Questions:
**a.** D'après le texte sur le projet de thèse à l'IJCLab, à quel programme d'école doctorale la personne retenue devra-t-elle s'inscrire ?
**b.** Relevez, dans le texte sur le projet de thèse à l'IJCLab, toutes les villes des laboratoires étrangers avec lesquels des collaborations sont prévues, avec leur pays.
**c.** Rédigez la suite du texte sur le projet de thèse à l'IJCLab, à partir de sa dernière phrase.

··· Texte fourni

Le projet bénéficiera naturellement de la présence de fortes équipes LHCb et Belle II dans le Pôle PHE de l'IJCLab avec une expertise internationalement reconnue dans l'étude expérimentale et l'analyse des processus de saveur (désintégrations de b-hadrons, recherches de violation de la saveur leptonique et étude de l'universalité de la saveur leptonique). Le doctorant et ses superviseurs bénéficieront en particulier d'interactions régulières avec Karim Trabelsi (Belle II) et Yasmine Amhis (LHCb).
Plus globalement de l'environnement théorique et expérimental offert par les laboratoires de la grande région parisienne. Des collaborations avec les théoriciens et expérimentateurs des laboratoires de Barcelone (Espagne), Ljubljana (Slovénie) et Zurich (Suisse) sont également prévues.

Contraintes et risques

Le (la) candidat(e) retenu(e) devra être inscrit(e) au programme de l'école doctorale PHENIICS et suivre ses sessions de formation. La plupart des travaux seront effectués à l'IJCLab. La participation à des conférences et ateliers internationaux de l'école est prévue. Des visites de courte ou longue durée dans les laboratoires suivants peuvent être effectuées à des fins de recherche : Barcelone, Zurich, Ljubljana.

······
··· Données étudiées

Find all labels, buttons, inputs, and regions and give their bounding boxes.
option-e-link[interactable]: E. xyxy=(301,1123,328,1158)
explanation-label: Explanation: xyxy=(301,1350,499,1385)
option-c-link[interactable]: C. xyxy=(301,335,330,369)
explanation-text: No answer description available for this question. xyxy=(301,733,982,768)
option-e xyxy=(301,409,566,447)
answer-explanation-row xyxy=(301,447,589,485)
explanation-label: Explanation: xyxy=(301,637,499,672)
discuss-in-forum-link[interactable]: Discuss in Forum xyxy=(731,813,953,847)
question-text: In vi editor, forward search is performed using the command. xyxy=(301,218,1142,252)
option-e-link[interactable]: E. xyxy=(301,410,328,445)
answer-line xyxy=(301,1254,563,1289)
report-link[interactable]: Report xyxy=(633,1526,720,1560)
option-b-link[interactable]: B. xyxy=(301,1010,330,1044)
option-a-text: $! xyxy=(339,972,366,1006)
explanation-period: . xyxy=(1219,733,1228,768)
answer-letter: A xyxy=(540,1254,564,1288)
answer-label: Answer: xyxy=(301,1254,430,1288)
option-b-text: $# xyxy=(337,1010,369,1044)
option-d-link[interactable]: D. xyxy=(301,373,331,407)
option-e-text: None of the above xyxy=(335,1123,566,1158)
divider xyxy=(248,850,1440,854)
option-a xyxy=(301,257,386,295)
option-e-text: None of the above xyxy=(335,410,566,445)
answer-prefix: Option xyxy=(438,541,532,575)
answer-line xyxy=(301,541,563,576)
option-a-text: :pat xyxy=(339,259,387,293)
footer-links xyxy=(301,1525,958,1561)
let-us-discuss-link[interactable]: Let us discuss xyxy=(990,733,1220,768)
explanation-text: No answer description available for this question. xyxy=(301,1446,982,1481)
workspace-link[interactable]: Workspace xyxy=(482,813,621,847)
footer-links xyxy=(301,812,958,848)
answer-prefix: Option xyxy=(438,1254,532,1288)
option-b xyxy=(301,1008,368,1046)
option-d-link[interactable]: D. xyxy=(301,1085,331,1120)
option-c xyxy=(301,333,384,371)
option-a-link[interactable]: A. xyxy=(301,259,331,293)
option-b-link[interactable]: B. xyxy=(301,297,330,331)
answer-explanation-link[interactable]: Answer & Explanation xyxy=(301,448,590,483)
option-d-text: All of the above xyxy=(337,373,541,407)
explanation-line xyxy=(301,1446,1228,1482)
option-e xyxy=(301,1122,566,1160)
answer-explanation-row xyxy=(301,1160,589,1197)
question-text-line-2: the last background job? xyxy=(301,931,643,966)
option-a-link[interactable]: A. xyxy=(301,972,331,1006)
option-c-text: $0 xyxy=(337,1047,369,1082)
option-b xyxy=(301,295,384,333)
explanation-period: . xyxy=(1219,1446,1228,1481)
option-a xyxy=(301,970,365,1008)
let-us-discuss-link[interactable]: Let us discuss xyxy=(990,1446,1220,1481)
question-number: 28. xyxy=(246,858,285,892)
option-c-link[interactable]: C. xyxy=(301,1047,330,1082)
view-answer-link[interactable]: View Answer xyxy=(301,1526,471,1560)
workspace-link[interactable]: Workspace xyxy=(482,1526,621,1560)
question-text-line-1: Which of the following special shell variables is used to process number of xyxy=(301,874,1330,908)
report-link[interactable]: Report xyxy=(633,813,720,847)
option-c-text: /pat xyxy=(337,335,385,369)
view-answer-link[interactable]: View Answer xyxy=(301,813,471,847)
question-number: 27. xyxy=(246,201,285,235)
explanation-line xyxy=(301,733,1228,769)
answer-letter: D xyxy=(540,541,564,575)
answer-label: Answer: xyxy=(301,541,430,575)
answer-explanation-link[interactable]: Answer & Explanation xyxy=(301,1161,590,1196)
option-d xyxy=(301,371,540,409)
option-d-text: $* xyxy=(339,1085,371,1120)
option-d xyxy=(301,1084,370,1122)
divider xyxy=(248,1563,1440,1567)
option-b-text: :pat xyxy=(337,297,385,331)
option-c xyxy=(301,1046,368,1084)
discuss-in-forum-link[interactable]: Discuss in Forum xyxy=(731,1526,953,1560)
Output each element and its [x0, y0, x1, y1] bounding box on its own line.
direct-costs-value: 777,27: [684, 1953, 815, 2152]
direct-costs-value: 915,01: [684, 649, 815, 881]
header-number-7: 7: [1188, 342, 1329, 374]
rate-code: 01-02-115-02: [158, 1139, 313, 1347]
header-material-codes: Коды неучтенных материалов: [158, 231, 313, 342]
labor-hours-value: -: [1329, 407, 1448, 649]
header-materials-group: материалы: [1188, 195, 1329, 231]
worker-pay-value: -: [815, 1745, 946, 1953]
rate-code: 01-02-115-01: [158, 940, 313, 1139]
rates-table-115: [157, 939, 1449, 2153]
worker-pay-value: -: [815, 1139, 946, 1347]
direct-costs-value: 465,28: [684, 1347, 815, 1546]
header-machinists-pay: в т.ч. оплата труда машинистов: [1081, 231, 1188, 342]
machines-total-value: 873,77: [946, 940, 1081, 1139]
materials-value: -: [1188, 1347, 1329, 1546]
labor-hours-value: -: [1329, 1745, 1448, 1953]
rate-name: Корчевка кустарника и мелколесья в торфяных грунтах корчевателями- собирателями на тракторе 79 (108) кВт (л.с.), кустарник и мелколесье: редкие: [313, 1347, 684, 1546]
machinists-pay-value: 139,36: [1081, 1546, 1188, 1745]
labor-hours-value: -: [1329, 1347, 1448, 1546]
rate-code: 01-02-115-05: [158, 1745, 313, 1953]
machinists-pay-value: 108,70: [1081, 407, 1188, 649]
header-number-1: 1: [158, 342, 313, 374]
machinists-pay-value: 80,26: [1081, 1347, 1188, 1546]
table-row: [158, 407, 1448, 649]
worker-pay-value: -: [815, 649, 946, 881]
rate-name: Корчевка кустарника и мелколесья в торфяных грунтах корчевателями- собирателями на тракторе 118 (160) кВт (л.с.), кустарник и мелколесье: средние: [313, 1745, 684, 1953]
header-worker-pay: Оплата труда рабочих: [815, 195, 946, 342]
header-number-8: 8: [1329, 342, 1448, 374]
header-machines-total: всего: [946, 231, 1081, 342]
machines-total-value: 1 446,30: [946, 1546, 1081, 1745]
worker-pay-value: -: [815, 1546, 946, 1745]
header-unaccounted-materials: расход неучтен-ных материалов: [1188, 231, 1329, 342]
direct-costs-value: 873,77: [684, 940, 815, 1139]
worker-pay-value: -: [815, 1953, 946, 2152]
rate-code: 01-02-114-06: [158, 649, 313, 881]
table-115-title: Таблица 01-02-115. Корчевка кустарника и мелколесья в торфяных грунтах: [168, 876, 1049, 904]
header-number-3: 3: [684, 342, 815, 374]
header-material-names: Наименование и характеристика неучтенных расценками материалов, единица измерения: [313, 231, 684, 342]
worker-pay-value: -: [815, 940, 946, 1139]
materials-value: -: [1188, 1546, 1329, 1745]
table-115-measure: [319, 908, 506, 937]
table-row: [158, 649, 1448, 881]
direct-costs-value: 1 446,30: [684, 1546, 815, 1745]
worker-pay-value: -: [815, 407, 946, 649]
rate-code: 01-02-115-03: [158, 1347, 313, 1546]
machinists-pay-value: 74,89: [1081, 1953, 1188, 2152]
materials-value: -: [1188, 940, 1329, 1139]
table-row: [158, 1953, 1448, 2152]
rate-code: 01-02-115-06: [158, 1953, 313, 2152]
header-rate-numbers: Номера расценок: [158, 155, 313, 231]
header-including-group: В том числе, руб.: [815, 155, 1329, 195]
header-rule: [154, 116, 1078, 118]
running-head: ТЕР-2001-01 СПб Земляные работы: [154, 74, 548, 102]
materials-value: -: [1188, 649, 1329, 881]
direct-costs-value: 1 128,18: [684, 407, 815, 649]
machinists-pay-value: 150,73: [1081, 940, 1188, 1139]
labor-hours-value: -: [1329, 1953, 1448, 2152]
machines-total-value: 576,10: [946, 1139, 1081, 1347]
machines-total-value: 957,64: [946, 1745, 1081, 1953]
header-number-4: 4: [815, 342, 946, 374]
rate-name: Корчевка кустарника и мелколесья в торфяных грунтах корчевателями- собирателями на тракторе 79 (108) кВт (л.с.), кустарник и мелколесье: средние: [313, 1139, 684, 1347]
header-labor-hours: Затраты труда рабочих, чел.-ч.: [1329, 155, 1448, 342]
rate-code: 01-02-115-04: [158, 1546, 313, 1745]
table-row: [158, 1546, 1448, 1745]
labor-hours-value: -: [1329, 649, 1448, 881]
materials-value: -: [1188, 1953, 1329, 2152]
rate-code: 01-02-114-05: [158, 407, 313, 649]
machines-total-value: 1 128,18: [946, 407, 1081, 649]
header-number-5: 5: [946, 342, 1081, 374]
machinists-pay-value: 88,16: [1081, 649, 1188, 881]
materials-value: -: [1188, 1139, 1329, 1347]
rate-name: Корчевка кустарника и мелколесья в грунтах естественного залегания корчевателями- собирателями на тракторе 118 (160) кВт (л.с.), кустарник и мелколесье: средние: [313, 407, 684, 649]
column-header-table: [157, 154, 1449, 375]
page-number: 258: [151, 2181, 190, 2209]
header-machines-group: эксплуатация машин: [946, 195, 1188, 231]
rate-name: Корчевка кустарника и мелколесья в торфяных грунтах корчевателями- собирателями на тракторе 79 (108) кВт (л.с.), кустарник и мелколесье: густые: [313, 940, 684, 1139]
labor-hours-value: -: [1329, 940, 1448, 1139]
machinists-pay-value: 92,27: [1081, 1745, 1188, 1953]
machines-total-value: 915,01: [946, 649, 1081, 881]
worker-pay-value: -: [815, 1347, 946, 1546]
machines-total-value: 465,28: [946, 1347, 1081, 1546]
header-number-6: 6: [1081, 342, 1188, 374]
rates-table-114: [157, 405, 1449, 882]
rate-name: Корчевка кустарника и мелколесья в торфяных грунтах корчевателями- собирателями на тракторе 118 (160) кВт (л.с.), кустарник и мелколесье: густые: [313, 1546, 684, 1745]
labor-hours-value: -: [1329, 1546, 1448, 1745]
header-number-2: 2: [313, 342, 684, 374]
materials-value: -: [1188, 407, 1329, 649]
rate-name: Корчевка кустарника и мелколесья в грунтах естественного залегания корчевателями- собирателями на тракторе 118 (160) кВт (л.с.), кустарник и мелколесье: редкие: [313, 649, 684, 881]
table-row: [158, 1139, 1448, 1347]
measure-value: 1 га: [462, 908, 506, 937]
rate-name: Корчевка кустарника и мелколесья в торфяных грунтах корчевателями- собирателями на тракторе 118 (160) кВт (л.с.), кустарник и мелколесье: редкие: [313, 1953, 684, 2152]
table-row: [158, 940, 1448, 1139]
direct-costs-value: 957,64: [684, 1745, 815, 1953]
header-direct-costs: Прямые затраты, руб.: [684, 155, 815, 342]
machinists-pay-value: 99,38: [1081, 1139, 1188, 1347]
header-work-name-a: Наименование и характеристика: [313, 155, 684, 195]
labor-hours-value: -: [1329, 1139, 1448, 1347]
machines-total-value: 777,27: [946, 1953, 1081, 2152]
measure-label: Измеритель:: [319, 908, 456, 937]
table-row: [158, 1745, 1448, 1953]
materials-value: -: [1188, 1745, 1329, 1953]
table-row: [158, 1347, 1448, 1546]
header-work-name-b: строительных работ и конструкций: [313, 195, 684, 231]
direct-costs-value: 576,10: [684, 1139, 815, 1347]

······

Réponses:
**a.** Au programme de l'école doctorale PHENIICS.

**b.** Barcelone (Espagne), Ljubljana (Slovénie), Zurich (Suisse).

**c.**
Informations complémentaires

Le sujet du doctorat requiert les connaissances et les outils nécessaires à la plupart des activités de recherche en physique théorique des hautes énergies. D'une part, l'étudiant apprendra à comprendre le langage de la théorie effective des champs qui est maintenant universellement utilisé pour analyser et comprendre les données de physique des hautes énergies. D'autre part, l'étudiant travaillera sur des modèles spécifiques de Nouvelle Physique et déterminera certaines de leurs conséquences phénoménologiques en lien avec les expérimentateurs. Le sujet nécessite donc naturellement des calculs de Théorie des Champs Quantiques, des analyses statistiques et des études phénoménologiques en contact avec l'expérience. Le sujet de thèse permettra à l'étudiant de se familiariser avec une large gamme de logiciels de calcul analytique (en particulier Mathematica) et d'études numériques (outils d'analyse d'ajustement global). Le doctorant aura également l'occasion de discuter de son travail avec des théoriciens et expérimentateurs locaux des laboratoires P2IO mais aussi avec des collègues théoriciens en Espagne, en Suisse et en Slovénie ainsi que dans des conférences, ateliers et séminaires, fournissant déjà un réseau étendu pour d'éventuelles opportunités post-doctorales dans le futur. Enfin, il y aura un ou plusieurs stages M1/M2 proposés pendant la période de doctorat en relation avec le sujet de la thèse, et le doctorant aura l'opportunité d'être impliqué dans la supervision de ces stages avec Olcyr Sumensari et Sébastien Descotes-Genon.

IJCLab étant soumis à la réglementation militaire ZRR (Zone à Régime Restrictif), les choix d'embauche doivent être approuvés par le Haut Fonctionnaire Sécurité Défense (HFSD). Par conséquent, la date d'embauche indiquée ci-dessus doit être considérée comme provisoire et peut être reportée.